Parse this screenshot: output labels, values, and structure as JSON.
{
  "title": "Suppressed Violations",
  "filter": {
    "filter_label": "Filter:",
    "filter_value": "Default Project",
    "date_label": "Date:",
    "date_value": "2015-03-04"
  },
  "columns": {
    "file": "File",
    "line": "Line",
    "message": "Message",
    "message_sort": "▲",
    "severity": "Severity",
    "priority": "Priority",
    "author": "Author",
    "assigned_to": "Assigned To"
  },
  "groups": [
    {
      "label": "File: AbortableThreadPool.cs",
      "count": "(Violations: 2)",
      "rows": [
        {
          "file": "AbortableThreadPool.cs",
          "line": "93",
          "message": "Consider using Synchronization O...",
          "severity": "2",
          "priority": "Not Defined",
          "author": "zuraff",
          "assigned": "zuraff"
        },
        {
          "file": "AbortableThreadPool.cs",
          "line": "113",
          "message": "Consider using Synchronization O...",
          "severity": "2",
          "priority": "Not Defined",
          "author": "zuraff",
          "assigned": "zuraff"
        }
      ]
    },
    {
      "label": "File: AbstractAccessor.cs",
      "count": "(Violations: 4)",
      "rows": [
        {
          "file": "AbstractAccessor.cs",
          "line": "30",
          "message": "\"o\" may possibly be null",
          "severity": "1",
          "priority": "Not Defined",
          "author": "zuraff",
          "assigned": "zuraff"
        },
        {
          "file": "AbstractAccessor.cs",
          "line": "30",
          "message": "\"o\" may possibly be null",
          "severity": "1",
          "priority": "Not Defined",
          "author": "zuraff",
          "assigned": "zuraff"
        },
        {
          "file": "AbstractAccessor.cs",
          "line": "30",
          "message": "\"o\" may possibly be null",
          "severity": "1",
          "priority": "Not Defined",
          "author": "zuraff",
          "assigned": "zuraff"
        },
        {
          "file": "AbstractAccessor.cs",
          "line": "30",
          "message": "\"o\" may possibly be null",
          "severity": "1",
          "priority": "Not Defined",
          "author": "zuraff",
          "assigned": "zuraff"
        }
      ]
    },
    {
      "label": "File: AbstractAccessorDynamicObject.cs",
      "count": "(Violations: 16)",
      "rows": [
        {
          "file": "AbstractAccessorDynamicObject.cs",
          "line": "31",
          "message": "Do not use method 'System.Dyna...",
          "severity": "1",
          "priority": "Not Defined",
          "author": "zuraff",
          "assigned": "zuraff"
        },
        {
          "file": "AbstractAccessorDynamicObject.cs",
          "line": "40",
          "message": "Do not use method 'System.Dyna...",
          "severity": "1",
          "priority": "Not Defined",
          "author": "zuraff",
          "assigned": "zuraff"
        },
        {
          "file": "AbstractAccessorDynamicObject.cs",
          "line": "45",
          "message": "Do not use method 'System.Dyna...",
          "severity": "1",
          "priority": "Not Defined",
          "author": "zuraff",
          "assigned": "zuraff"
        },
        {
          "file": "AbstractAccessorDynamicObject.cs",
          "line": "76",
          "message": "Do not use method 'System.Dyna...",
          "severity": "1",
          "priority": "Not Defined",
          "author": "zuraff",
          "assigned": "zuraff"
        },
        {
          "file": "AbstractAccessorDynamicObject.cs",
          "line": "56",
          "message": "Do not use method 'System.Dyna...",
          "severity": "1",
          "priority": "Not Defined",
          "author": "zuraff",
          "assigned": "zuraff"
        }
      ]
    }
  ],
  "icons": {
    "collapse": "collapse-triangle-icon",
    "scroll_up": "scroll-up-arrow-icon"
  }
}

**INSTRUCTIONS FOR THE TASK**
Would you give the material above again, complete and exact?

**COMPLETE RESPONSE**
Parse this screenshot: output labels, values, and structure as JSON.
{
  "title": "Suppressed Violations",
  "filter": {
    "filter_label": "Filter:",
    "filter_value": "Default Project",
    "date_label": "Date:",
    "date_value": "2015-03-04"
  },
  "columns": {
    "file": "File",
    "line": "Line",
    "message": "Message",
    "message_sort": "▲",
    "severity": "Severity",
    "priority": "Priority",
    "author": "Author",
    "assigned_to": "Assigned To"
  },
  "groups": [
    {
      "label": "File: AbortableThreadPool.cs",
      "count": "(Violations: 2)",
      "rows": [
        {
          "file": "AbortableThreadPool.cs",
          "line": "93",
          "message": "Consider using Synchronization O...",
          "severity": "2",
          "priority": "Not Defined",
          "author": "zuraff",
          "assigned": "zuraff"
        },
        {
          "file": "AbortableThreadPool.cs",
          "line": "113",
          "message": "Consider using Synchronization O...",
          "severity": "2",
          "priority": "Not Defined",
          "author": "zuraff",
          "assigned": "zuraff"
        }
      ]
    },
    {
      "label": "File: AbstractAccessor.cs",
      "count": "(Violations: 4)",
      "rows": [
        {
          "file": "AbstractAccessor.cs",
          "line": "30",
          "message": "\"o\" may possibly be null",
          "severity": "1",
          "priority": "Not Defined",
          "author": "zuraff",
          "assigned": "zuraff"
        },
        {
          "file": "AbstractAccessor.cs",
          "line": "30",
          "message": "\"o\" may possibly be null",
          "severity": "1",
          "priority": "Not Defined",
          "author": "zuraff",
          "assigned": "zuraff"
        },
        {
          "file": "AbstractAccessor.cs",
          "line": "30",
          "message": "\"o\" may possibly be null",
          "severity": "1",
          "priority": "Not Defined",
          "author": "zuraff",
          "assigned": "zuraff"
        },
        {
          "file": "AbstractAccessor.cs",
          "line": "30",
          "message": "\"o\" may possibly be null",
          "severity": "1",
          "priority": "Not Defined",
          "author": "zuraff",
          "assigned": "zuraff"
        }
      ]
    },
    {
      "label": "File: AbstractAccessorDynamicObject.cs",
      "count": "(Violations: 16)",
      "rows": [
        {
          "file": "AbstractAccessorDynamicObject.cs",
          "line": "31",
          "message": "Do not use method 'System.Dyna...",
          "severity": "1",
          "priority": "Not Defined",
          "author": "zuraff",
          "assigned": "zuraff"
        },
        {
          "file": "AbstractAccessorDynamicObject.cs",
          "line": "40",
          "message": "Do not use method 'System.Dyna...",
          "severity": "1",
          "priority": "Not Defined",
          "author": "zuraff",
          "assigned": "zuraff"
        },
        {
          "file": "AbstractAccessorDynamicObject.cs",
          "line": "45",
          "message": "Do not use method 'System.Dyna...",
          "severity": "1",
          "priority": "Not Defined",
          "author": "zuraff",
          "assigned": "zuraff"
        },
        {
          "file": "AbstractAccessorDynamicObject.cs",
          "line": "76",
          "message": "Do not use method 'System.Dyna...",
          "severity": "1",
          "priority": "Not Defined",
          "author": "zuraff",
          "assigned": "zuraff"
        },
        {
          "file": "AbstractAccessorDynamicObject.cs",
          "line": "56",
          "message": "Do not use method 'System.Dyna...",
          "severity": "1",
          "priority": "Not Defined",
          "author": "zuraff",
          "assigned": "zuraff"
        }
      ]
    }
  ],
  "icons": {
    "collapse": "collapse-triangle-icon",
    "scroll_up": "scroll-up-arrow-icon"
  }
}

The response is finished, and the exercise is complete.